What this task involves
From the entries below, gather each line containing the word "days".

Entries shown
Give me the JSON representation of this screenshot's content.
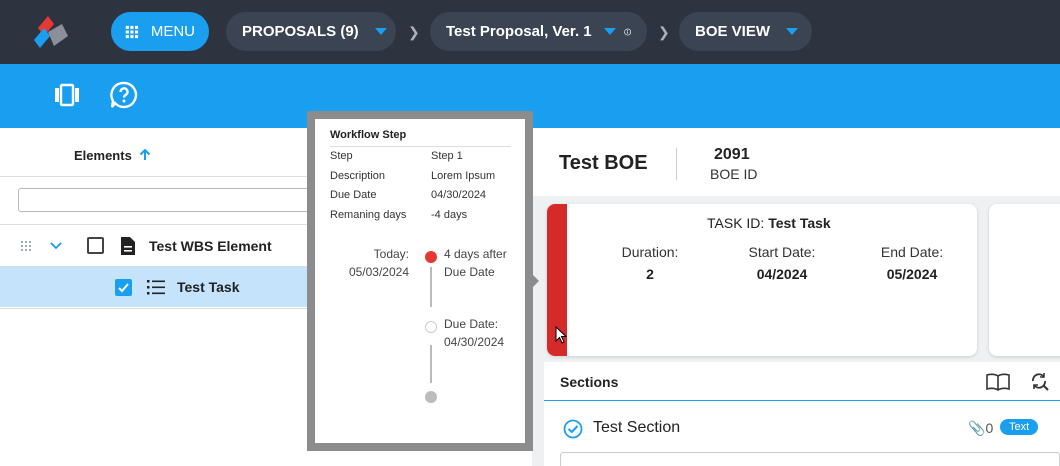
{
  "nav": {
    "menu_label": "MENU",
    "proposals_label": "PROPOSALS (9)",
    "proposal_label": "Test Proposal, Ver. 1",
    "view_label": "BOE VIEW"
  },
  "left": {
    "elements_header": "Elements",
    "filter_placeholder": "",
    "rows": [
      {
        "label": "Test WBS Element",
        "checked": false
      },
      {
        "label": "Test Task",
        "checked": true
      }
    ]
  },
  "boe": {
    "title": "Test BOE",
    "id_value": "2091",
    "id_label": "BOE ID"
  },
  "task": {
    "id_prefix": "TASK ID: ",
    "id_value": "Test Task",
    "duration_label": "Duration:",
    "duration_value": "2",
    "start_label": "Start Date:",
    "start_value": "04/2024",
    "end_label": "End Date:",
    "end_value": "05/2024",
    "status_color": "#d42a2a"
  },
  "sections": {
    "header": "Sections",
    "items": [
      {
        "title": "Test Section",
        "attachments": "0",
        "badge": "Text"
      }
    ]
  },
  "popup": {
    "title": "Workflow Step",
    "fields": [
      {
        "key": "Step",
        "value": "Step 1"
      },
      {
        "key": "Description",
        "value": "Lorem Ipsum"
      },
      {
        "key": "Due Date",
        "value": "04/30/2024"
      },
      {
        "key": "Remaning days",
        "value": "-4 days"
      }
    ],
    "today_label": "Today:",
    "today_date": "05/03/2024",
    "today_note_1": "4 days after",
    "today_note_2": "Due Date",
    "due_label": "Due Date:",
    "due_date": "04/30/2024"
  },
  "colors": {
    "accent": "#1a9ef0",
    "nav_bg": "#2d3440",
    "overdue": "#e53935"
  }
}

Result for this exercise
        "key": "Remaning days",
        "value": "-4 days"
    "today_note_1": "4 days after",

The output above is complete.